> **The tasks**
1) Copy out the section of the parking post that begins at the words "Parking as an" and stops after "with their approval.".
2) Carry on with the post about parking and the MTA's extended meter hours study, picking up after its final sentence.

Parking as an environmental impact
The bike people are gleeful about the MTA's newly-released "Extended Meter Hours Study," because anything that makes it more difficult and expensive for people to drive in the city meets with their approval.
Not surprisingly, the SF Bicycle Coalition likes this anti-car "vision":
Executive Director Ford has called for SFMTA to lead a dramatic shift in transportation modes in the next 20 years, cutting auto usage in half (from the current 60 to 30 percent), boosting transit use from 20 to 30 percent, and doubling trips made by walking and cycling (from 20 to 40 percent). The SFMTA Board of Directors must act to support this vision and one of the best ways to support this is to discourage casual auto use and increase the cost of private auto storage in the public realm, as recommended by staff.
Executive director of the SF Bicycle Coalition Leah Shahum's vision of traffic on city streets is one of gridlock: "Imagine streets moving so calmly and slowly that you'd let your six-year-old ride[a bike] on them."
"Auto storage in the public realm" means "parking" to the rest of us. How do you "discourage casual auto use"? By making it as expensive and inconvenient as possible to drive in SF.

> **Collected material**
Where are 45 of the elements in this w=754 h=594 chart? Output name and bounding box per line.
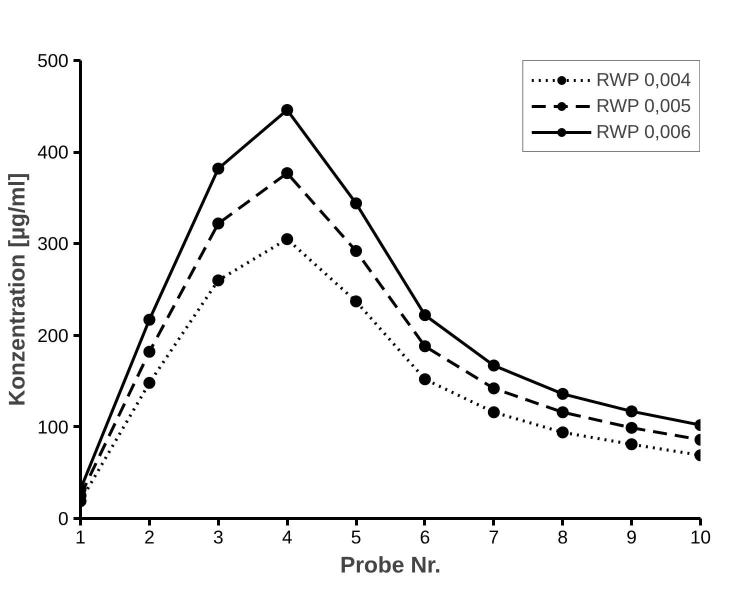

> **Responses to the tasks**
1)
Parking as an environmental impact
The bike people are gleeful about the MTA's newly-released "Extended Meter Hours Study," because anything that makes it more difficult and expensive for people to drive in the city meets with their approval.

2)
The Draft Environmental Report on the Bicycle Plan insists that San Francisco, unlike the rest of the state, is so special it doesn't have to worry about the environmental effects of removing more than 2,000 street parking spaces by implementing the Bicycle Plan on city streets:
In San Francisco, parking deficits are considered to be social effects, rather than impacts on the physical environment as defined by CEQA. Under CEQA, a project’s social effects need not betreated as significant impacts on the environment. Environmental documents should, however, address the secondary physical impacts that could be triggered by a social impact. (CEQA Guidelines Section 15131(a).) The social inconvenience of parking deficits, such as having to hunt for scarce parking spaces, is not an environmental impact, but there may be secondary physical environmental impacts, such as increased traffic congestion at intersections, air quality impacts, safety impacts, or noise impacts caused by congestion (page V.A. 3-500).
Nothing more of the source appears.